GIVEN TASK:
Keep only the lines that hold the string "weight", filtering out the rest of the entries below.

-- START OF ENTRIES PROVIDED --

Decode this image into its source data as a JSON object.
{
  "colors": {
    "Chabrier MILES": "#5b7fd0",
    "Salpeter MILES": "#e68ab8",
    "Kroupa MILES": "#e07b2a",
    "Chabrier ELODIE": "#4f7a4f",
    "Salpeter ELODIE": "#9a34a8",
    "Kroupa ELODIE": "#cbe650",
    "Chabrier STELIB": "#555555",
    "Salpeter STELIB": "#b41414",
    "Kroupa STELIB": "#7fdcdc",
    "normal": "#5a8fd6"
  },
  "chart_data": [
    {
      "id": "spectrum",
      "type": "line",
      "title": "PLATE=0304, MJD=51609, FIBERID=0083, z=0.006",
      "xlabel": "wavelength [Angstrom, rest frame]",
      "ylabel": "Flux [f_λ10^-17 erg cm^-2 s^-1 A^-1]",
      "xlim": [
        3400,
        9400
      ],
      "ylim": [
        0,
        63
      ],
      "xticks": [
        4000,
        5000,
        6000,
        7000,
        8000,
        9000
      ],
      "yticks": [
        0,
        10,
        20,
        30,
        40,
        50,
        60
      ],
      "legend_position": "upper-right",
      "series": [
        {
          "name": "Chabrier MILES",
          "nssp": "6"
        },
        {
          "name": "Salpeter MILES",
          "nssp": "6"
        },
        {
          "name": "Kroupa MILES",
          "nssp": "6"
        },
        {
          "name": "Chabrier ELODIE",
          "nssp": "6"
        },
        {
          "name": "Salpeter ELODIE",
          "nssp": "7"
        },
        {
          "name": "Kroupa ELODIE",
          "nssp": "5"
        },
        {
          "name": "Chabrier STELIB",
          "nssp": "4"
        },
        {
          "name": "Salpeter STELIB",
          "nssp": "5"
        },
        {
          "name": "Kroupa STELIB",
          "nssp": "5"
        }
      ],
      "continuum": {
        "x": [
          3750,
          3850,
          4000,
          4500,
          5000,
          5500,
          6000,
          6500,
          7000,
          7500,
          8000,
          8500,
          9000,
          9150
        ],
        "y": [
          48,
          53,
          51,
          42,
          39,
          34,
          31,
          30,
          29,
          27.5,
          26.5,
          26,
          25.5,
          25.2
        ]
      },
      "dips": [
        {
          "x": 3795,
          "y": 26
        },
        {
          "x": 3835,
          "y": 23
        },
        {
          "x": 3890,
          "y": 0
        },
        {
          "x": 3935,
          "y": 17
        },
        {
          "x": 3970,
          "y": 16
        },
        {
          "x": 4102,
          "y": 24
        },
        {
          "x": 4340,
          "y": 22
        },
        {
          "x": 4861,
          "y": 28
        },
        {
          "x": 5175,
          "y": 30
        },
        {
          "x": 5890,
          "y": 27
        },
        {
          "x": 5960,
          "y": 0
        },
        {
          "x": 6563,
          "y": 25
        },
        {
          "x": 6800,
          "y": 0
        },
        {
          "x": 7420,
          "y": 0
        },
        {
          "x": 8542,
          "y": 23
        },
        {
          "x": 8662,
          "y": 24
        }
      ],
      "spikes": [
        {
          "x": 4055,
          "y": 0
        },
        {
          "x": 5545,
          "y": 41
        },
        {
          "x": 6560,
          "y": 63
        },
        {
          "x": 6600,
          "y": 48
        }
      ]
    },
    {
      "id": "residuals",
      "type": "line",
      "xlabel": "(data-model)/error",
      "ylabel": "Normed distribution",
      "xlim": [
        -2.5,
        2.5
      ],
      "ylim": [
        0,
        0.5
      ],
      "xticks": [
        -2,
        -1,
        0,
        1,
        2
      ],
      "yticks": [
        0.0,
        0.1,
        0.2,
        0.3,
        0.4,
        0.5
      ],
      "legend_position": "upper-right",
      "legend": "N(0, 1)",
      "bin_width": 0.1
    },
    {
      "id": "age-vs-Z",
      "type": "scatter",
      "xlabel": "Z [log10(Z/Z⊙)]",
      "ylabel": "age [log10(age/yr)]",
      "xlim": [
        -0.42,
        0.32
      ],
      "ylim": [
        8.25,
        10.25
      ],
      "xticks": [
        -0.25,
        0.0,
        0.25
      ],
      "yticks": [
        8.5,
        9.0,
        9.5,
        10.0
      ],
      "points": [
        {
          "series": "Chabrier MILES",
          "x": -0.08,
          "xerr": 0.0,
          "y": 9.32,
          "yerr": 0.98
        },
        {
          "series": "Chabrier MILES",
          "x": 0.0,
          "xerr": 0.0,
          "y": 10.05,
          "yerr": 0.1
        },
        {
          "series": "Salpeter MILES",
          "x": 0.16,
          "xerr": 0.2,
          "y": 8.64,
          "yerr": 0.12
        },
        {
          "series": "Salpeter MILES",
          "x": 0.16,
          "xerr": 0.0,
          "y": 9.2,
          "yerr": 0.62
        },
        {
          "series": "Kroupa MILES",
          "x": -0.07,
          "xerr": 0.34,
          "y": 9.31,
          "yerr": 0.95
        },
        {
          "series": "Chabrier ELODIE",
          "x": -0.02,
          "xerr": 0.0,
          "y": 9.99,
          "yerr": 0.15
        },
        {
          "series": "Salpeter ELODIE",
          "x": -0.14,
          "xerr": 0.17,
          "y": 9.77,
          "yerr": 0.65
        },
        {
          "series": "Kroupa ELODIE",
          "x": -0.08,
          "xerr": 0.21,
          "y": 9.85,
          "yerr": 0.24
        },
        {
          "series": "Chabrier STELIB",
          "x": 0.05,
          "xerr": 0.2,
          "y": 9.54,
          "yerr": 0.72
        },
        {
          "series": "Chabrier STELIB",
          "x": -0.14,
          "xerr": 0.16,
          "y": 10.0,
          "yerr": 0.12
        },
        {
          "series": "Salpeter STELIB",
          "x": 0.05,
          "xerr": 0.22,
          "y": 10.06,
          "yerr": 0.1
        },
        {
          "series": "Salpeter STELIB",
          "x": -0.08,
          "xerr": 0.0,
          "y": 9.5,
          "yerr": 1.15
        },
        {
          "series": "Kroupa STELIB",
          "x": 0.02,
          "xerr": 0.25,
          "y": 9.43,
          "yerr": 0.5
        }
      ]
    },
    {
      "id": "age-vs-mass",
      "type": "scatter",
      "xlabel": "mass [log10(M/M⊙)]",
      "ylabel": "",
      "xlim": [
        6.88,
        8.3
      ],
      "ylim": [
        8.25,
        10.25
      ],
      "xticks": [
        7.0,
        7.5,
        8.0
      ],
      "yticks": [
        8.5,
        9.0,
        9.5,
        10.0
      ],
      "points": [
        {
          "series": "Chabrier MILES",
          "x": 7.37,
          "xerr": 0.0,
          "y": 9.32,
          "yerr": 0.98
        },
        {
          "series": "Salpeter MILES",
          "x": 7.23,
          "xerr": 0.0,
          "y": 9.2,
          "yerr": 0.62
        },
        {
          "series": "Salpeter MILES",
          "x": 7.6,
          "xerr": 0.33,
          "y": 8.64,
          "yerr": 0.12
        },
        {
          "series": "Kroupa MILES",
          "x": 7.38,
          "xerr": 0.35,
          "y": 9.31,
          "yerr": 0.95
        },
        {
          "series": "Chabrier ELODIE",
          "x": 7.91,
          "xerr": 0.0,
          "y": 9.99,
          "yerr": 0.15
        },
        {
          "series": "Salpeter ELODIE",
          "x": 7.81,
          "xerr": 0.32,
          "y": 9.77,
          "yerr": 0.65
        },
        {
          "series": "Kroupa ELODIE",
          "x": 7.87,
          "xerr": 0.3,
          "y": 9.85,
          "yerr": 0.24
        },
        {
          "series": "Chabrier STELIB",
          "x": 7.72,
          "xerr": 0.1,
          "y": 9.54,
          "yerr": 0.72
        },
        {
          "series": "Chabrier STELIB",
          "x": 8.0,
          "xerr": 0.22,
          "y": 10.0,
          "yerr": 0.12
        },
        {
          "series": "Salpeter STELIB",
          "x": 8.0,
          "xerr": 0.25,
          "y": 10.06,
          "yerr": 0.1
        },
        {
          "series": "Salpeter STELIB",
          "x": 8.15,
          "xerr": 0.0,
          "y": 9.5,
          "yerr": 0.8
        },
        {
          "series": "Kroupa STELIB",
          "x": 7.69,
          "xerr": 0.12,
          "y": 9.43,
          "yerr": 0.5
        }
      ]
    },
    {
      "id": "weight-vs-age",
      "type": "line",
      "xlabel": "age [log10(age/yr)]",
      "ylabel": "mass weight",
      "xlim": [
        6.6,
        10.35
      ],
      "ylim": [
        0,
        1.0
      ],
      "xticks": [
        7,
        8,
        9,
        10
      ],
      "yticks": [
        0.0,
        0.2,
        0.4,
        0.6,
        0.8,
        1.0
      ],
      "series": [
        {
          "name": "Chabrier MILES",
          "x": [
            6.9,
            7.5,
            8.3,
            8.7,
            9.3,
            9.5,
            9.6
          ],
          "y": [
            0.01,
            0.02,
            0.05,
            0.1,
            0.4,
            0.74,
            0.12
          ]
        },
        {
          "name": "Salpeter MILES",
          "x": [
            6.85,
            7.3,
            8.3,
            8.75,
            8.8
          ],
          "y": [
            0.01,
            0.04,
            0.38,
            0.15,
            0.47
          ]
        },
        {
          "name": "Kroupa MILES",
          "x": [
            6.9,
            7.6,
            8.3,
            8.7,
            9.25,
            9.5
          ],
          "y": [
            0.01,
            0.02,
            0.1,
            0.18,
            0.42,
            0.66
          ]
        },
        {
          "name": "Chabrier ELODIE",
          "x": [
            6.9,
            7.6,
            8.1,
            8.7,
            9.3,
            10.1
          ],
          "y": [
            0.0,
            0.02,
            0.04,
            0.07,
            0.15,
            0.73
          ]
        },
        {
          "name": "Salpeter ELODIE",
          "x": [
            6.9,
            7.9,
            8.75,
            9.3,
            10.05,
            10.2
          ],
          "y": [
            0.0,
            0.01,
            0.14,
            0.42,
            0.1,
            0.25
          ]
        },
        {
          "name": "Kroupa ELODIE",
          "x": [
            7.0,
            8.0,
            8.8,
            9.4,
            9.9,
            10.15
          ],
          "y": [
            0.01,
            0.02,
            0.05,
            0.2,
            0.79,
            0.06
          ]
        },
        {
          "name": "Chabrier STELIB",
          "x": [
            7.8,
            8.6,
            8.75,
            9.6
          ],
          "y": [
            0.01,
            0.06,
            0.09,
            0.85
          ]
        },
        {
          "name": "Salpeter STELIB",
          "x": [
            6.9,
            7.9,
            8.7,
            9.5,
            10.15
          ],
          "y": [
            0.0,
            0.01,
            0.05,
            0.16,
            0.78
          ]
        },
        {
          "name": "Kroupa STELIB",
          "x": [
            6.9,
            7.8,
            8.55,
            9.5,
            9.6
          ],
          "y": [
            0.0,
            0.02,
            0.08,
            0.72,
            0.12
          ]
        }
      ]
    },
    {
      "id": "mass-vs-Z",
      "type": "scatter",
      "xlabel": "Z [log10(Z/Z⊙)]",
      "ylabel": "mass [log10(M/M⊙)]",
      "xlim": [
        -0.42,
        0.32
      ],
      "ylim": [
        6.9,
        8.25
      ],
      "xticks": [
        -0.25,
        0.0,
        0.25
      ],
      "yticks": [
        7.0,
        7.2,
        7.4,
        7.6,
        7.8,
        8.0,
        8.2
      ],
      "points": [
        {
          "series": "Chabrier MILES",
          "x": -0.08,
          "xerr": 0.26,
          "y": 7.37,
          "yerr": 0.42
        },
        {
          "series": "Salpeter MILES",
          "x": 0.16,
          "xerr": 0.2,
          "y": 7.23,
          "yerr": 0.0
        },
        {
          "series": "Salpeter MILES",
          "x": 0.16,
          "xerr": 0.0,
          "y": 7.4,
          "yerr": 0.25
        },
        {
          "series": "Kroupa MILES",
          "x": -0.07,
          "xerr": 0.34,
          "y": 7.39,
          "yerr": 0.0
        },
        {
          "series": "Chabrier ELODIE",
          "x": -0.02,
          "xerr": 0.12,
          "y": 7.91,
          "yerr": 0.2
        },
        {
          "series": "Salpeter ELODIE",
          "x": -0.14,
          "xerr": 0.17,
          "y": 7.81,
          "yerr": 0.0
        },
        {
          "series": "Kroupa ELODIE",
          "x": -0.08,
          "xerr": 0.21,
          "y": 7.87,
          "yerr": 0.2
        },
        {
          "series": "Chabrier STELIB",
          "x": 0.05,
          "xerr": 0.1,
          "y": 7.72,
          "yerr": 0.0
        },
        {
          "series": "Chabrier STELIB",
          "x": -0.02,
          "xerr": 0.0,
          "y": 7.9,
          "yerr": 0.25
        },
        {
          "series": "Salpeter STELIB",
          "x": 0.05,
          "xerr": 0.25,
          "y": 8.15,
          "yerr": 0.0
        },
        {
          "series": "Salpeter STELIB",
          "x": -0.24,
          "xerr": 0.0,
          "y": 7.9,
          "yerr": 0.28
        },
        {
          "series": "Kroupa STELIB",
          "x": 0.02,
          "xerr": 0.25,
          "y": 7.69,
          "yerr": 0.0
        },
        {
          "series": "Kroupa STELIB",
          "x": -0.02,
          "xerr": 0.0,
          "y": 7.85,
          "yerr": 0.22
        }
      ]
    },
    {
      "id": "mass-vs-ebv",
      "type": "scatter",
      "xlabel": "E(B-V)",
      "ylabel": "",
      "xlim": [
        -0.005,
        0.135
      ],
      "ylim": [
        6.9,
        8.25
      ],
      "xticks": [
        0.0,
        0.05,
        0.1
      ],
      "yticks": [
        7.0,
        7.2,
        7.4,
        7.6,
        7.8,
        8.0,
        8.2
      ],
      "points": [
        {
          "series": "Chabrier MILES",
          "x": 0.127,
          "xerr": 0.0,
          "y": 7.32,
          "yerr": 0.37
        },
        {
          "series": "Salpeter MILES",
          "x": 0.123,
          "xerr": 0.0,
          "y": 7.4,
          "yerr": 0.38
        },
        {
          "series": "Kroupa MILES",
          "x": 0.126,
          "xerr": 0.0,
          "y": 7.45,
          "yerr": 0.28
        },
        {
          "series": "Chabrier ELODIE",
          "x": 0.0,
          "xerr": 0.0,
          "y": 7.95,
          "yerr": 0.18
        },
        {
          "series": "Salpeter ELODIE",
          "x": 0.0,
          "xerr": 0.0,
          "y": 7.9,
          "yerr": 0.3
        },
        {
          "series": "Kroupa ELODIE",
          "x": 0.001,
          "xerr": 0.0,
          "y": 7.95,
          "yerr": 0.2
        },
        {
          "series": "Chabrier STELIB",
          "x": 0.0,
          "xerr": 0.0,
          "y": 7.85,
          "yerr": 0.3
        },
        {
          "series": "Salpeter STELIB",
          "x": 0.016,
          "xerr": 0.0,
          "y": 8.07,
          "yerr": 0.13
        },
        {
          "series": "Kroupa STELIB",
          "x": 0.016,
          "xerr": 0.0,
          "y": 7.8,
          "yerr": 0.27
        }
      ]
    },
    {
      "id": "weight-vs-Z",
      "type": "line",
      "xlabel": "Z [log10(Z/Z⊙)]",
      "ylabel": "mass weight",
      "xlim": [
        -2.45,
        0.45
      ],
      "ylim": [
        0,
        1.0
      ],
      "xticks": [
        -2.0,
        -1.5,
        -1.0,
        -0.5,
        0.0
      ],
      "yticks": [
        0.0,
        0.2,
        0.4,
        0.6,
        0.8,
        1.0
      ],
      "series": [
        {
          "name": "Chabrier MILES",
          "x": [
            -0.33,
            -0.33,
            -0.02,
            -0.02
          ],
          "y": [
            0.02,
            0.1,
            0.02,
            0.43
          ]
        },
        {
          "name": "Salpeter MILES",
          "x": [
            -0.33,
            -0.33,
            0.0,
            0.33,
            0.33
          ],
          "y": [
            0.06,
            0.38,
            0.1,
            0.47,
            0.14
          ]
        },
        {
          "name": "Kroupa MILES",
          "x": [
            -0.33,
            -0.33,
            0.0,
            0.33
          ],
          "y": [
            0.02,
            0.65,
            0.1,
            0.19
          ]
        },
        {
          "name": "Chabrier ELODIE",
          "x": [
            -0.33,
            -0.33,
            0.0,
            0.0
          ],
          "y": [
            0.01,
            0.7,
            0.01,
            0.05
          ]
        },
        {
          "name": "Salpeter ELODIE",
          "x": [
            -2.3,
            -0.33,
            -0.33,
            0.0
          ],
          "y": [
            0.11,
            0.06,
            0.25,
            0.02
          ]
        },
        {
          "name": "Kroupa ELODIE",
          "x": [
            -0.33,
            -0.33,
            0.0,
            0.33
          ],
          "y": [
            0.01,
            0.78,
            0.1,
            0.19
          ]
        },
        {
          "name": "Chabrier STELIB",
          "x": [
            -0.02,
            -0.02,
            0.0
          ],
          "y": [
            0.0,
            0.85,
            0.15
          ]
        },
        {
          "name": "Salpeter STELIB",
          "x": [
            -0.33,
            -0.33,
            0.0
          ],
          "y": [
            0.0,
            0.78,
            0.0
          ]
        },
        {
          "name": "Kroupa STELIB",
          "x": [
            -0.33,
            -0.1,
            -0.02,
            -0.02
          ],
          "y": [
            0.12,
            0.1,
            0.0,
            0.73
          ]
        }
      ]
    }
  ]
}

-- END OF ENTRIES PROVIDED --

RESULT OF THIS TASK:
      "id": "weight-vs-age",
      "ylabel": "mass weight",
      "id": "weight-vs-Z",
      "ylabel": "mass weight",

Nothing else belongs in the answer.